▶ **Data provided**:

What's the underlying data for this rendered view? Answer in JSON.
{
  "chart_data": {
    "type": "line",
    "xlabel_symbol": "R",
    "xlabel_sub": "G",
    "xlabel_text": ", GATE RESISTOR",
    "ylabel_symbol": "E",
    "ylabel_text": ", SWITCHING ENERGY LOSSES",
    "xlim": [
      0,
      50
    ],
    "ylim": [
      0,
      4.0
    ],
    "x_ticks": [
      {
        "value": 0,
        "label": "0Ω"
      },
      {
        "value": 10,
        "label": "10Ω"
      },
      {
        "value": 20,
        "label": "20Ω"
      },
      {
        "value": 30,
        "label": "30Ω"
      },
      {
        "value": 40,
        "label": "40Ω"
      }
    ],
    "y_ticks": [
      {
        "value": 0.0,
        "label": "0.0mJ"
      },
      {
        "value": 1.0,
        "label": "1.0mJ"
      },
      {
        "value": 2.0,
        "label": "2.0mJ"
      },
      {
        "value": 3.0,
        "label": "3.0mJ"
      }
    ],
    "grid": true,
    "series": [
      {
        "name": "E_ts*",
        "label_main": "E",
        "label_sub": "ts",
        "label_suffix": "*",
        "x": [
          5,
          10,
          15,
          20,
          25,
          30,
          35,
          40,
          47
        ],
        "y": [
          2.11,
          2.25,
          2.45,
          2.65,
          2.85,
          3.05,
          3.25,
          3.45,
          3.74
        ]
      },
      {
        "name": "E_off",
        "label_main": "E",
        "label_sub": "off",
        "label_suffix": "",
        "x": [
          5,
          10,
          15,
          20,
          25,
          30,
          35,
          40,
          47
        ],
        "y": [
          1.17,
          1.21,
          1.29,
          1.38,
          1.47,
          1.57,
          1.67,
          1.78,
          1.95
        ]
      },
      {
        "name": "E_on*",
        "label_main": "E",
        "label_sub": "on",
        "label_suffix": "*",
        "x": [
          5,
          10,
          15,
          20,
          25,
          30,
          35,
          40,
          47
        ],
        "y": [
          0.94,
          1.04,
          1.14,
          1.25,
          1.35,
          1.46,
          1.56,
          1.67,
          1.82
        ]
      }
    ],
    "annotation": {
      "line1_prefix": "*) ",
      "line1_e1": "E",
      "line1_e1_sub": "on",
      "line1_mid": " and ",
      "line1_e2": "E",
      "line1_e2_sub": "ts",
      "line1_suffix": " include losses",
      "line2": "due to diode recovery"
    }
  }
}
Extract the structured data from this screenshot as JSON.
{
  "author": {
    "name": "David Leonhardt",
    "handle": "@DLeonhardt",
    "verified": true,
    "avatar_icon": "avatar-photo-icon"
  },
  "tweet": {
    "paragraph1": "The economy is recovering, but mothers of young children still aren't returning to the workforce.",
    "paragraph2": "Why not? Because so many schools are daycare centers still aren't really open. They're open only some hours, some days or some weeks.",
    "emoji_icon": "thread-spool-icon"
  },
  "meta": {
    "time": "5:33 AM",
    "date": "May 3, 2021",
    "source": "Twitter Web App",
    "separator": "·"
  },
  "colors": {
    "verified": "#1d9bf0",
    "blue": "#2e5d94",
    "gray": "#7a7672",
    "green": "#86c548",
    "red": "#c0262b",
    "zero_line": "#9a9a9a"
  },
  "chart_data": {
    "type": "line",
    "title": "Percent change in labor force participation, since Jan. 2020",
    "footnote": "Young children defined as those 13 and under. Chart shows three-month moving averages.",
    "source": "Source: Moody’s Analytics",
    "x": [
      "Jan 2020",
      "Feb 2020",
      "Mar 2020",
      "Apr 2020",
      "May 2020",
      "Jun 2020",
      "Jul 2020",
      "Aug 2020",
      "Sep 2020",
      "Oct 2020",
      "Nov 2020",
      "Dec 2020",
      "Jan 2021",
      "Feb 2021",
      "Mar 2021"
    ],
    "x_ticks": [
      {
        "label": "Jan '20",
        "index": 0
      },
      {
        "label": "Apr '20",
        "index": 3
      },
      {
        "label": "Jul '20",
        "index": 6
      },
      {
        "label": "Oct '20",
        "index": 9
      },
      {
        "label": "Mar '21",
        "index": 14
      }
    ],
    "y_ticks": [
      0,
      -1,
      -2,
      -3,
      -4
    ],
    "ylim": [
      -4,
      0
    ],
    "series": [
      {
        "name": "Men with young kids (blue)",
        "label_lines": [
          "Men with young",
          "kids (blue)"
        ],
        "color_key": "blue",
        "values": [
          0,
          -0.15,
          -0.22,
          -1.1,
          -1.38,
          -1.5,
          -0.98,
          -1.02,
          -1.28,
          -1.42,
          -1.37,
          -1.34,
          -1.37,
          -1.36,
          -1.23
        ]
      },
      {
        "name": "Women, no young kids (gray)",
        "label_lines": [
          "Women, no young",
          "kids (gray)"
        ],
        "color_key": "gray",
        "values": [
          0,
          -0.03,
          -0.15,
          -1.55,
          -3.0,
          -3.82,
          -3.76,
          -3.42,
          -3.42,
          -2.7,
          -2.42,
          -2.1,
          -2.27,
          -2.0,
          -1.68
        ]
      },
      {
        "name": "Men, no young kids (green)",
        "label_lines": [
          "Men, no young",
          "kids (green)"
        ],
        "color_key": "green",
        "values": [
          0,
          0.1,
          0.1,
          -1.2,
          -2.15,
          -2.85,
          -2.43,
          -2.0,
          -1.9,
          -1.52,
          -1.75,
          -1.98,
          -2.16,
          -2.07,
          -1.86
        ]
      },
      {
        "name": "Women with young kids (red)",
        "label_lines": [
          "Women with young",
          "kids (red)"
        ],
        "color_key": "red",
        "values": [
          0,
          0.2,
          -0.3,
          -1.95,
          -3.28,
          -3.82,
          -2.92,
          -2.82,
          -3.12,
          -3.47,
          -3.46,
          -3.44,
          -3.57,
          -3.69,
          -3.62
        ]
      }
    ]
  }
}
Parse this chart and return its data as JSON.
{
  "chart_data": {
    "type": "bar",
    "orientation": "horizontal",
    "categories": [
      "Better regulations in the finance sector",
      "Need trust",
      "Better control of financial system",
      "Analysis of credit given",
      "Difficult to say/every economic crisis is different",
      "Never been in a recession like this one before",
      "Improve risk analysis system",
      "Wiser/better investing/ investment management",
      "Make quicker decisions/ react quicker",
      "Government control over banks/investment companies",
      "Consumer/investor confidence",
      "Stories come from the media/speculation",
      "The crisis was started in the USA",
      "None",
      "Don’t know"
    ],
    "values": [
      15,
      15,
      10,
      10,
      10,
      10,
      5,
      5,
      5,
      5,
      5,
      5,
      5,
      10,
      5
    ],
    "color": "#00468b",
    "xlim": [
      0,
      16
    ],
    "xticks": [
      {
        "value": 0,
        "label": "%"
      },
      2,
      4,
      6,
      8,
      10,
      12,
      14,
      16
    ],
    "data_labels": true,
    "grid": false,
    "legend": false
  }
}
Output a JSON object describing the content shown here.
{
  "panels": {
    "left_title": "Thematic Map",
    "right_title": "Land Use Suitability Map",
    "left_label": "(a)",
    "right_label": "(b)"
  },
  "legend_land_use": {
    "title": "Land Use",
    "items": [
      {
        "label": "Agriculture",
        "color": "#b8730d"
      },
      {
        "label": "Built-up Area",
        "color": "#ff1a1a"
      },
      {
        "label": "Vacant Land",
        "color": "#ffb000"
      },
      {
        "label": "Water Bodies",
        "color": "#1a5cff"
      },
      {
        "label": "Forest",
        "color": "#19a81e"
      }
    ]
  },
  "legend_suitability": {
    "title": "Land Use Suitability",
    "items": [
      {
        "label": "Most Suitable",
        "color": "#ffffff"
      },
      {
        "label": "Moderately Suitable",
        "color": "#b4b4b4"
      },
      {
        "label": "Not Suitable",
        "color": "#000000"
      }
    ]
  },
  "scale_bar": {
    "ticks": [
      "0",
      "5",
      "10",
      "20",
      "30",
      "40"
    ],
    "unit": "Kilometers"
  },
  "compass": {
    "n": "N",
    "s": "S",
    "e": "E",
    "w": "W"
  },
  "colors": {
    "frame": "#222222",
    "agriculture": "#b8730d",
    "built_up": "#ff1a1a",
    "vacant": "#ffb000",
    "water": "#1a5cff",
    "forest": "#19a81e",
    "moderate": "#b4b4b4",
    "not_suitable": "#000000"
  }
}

▶ **Exercise**: List every line in the records above that contains the word "JSON".

▶ **The result**:
What's the underlying data for this rendered view? Answer in JSON.
Extract the structured data from this screenshot as JSON.
Parse this chart and return its data as JSON.
Output a JSON object describing the content shown here.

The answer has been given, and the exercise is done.